==== Raw records ====

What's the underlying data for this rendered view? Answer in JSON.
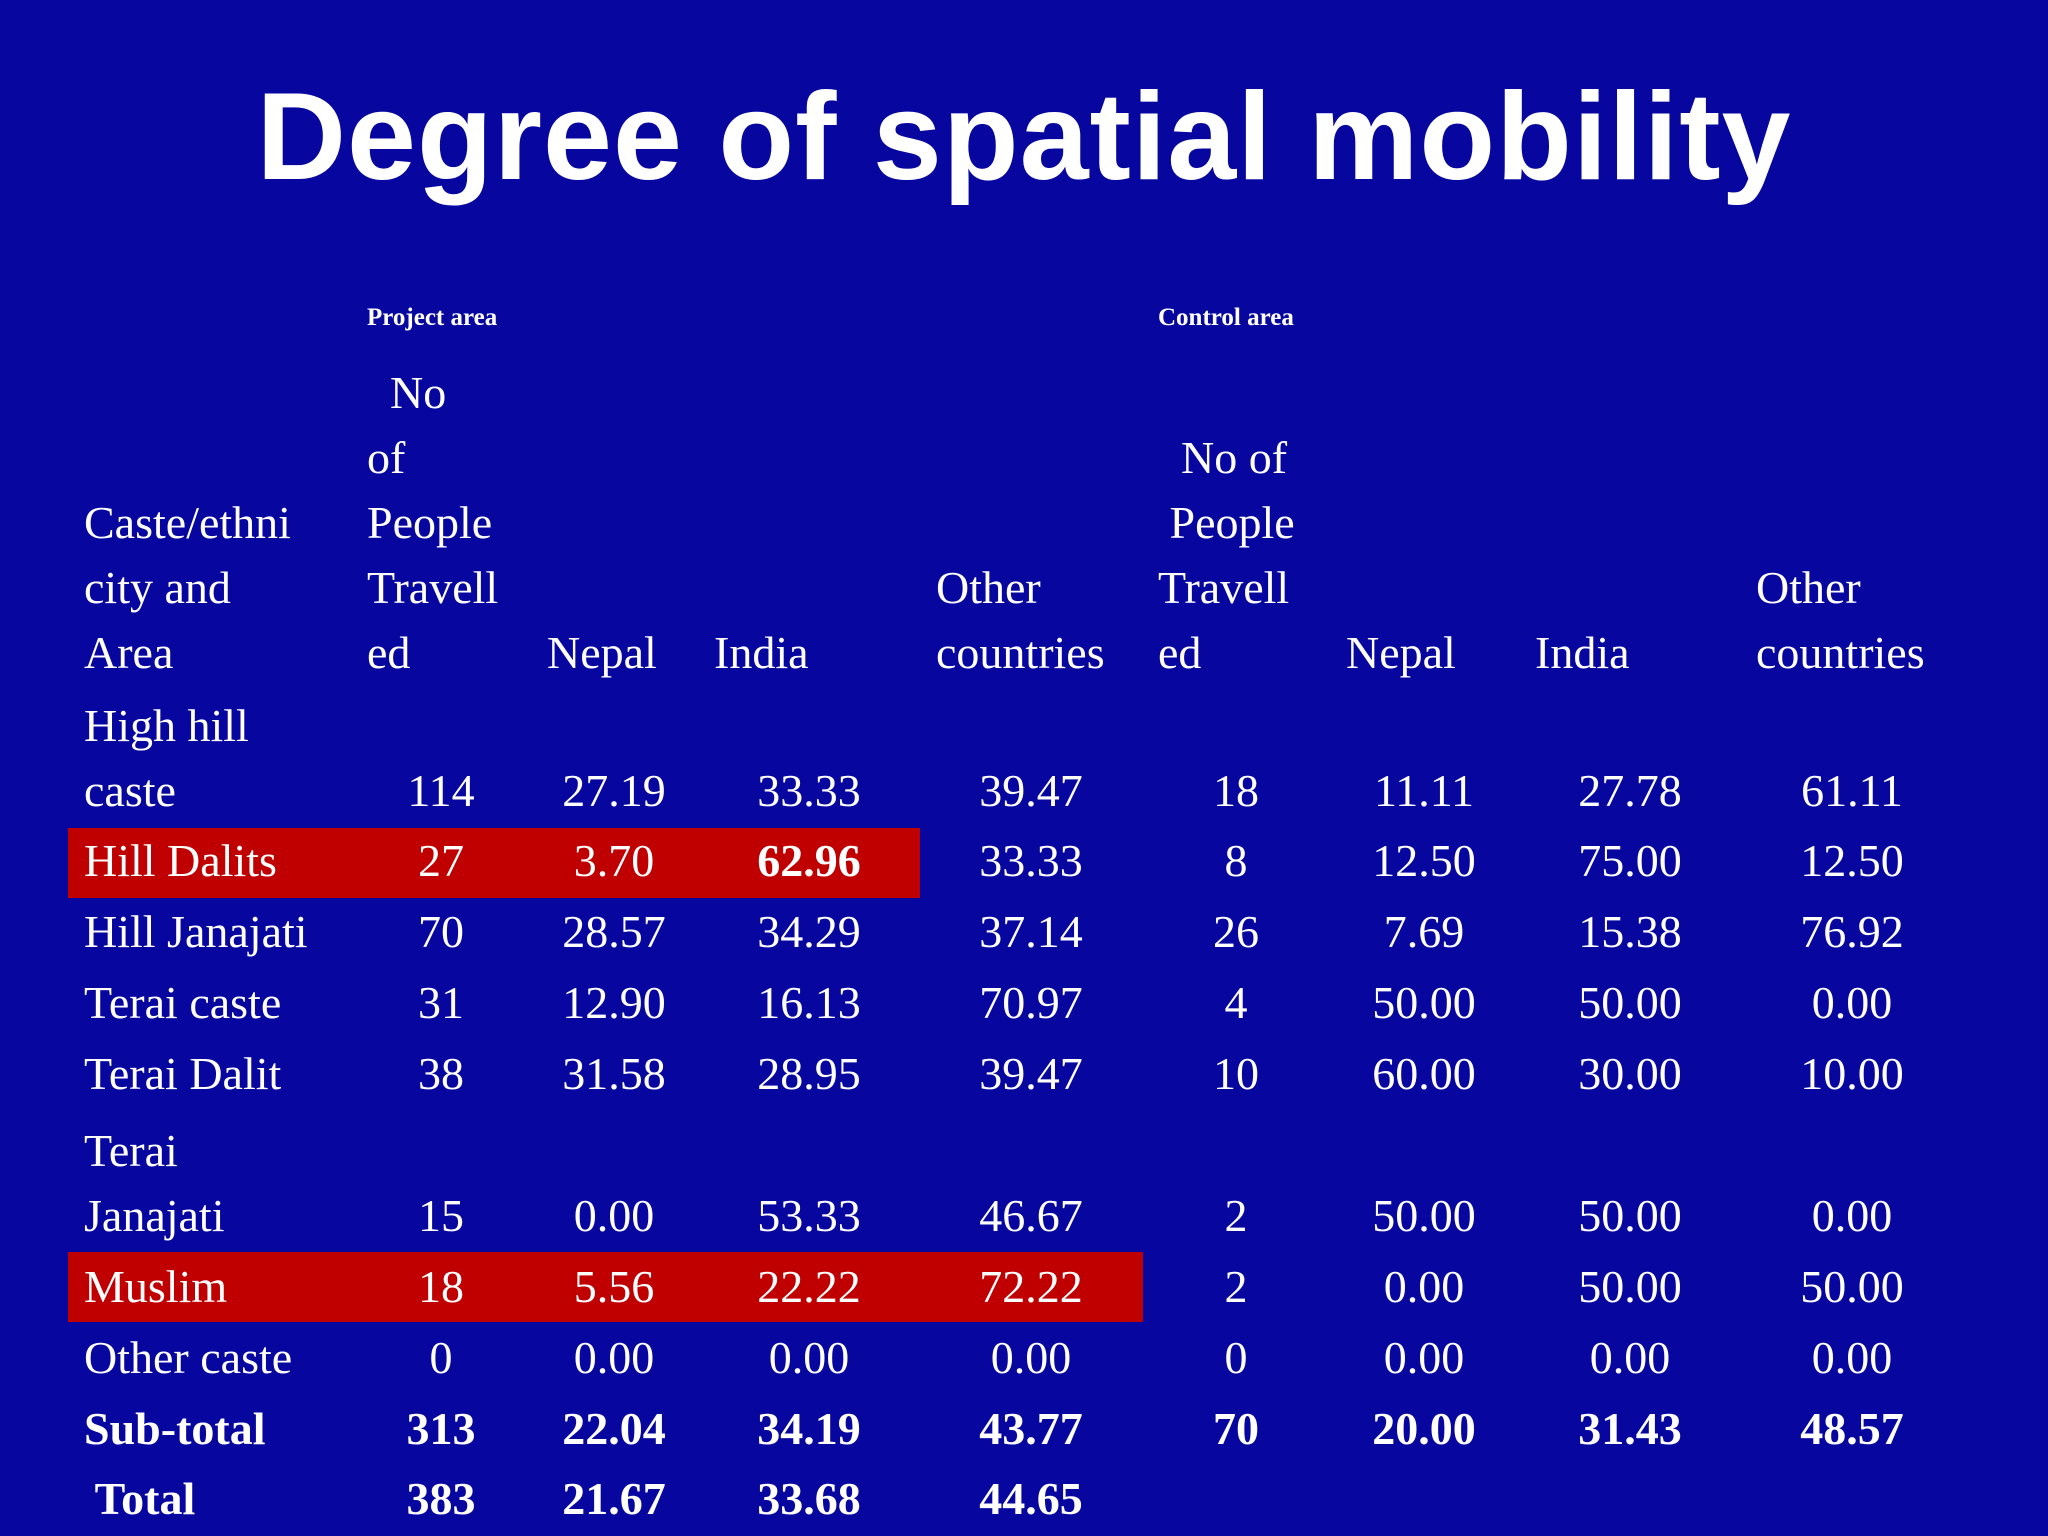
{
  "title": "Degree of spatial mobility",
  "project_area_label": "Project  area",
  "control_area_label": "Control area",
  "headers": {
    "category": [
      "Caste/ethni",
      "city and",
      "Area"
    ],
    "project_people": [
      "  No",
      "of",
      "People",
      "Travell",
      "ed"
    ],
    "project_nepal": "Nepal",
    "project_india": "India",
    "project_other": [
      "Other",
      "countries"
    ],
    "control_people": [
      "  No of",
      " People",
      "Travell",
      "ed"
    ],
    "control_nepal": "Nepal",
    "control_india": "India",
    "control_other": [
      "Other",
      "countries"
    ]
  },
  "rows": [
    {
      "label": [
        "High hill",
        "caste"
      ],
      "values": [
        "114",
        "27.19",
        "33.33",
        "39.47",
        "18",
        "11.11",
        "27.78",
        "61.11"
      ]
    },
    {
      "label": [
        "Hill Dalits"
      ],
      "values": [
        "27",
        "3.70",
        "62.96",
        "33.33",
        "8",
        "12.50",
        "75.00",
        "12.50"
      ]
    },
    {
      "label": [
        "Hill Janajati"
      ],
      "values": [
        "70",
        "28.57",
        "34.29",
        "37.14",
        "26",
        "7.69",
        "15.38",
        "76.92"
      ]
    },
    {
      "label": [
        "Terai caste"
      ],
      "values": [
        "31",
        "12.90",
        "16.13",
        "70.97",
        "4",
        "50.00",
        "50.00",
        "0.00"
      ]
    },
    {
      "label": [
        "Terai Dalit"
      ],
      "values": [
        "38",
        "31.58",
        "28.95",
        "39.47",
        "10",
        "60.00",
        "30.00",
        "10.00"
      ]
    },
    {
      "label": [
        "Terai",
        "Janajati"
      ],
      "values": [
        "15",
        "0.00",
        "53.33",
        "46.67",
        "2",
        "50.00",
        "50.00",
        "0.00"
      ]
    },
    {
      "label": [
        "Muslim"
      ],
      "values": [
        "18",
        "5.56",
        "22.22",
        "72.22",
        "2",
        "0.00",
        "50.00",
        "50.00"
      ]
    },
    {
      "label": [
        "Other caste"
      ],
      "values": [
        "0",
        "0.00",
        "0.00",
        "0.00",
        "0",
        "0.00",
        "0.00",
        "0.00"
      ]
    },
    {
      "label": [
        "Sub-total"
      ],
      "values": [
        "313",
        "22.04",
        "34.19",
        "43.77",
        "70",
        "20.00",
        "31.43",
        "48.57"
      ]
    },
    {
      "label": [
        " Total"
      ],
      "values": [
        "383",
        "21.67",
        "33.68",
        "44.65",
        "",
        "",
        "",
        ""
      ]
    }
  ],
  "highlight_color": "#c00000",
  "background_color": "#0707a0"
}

====

_Given request_
Ignore the images and quote every line of the listing exactly.

_Response_
What's the underlying data for this rendered view? Answer in JSON.
{
  "title": "Degree of spatial mobility",
  "project_area_label": "Project  area",
  "control_area_label": "Control area",
  "headers": {
    "category": [
      "Caste/ethni",
      "city and",
      "Area"
    ],
    "project_people": [
      "  No",
      "of",
      "People",
      "Travell",
      "ed"
    ],
    "project_nepal": "Nepal",
    "project_india": "India",
    "project_other": [
      "Other",
      "countries"
    ],
    "control_people": [
      "  No of",
      " People",
      "Travell",
      "ed"
    ],
    "control_nepal": "Nepal",
    "control_india": "India",
    "control_other": [
      "Other",
      "countries"
    ]
  },
  "rows": [
    {
      "label": [
        "High hill",
        "caste"
      ],
      "values": [
        "114",
        "27.19",
        "33.33",
        "39.47",
        "18",
        "11.11",
        "27.78",
        "61.11"
      ]
    },
    {
      "label": [
        "Hill Dalits"
      ],
      "values": [
        "27",
        "3.70",
        "62.96",
        "33.33",
        "8",
        "12.50",
        "75.00",
        "12.50"
      ]
    },
    {
      "label": [
        "Hill Janajati"
      ],
      "values": [
        "70",
        "28.57",
        "34.29",
        "37.14",
        "26",
        "7.69",
        "15.38",
        "76.92"
      ]
    },
    {
      "label": [
        "Terai caste"
      ],
      "values": [
        "31",
        "12.90",
        "16.13",
        "70.97",
        "4",
        "50.00",
        "50.00",
        "0.00"
      ]
    },
    {
      "label": [
        "Terai Dalit"
      ],
      "values": [
        "38",
        "31.58",
        "28.95",
        "39.47",
        "10",
        "60.00",
        "30.00",
        "10.00"
      ]
    },
    {
      "label": [
        "Terai",
        "Janajati"
      ],
      "values": [
        "15",
        "0.00",
        "53.33",
        "46.67",
        "2",
        "50.00",
        "50.00",
        "0.00"
      ]
    },
    {
      "label": [
        "Muslim"
      ],
      "values": [
        "18",
        "5.56",
        "22.22",
        "72.22",
        "2",
        "0.00",
        "50.00",
        "50.00"
      ]
    },
    {
      "label": [
        "Other caste"
      ],
      "values": [
        "0",
        "0.00",
        "0.00",
        "0.00",
        "0",
        "0.00",
        "0.00",
        "0.00"
      ]
    },
    {
      "label": [
        "Sub-total"
      ],
      "values": [
        "313",
        "22.04",
        "34.19",
        "43.77",
        "70",
        "20.00",
        "31.43",
        "48.57"
      ]
    },
    {
      "label": [
        " Total"
      ],
      "values": [
        "383",
        "21.67",
        "33.68",
        "44.65",
        "",
        "",
        "",
        ""
      ]
    }
  ],
  "highlight_color": "#c00000",
  "background_color": "#0707a0"
}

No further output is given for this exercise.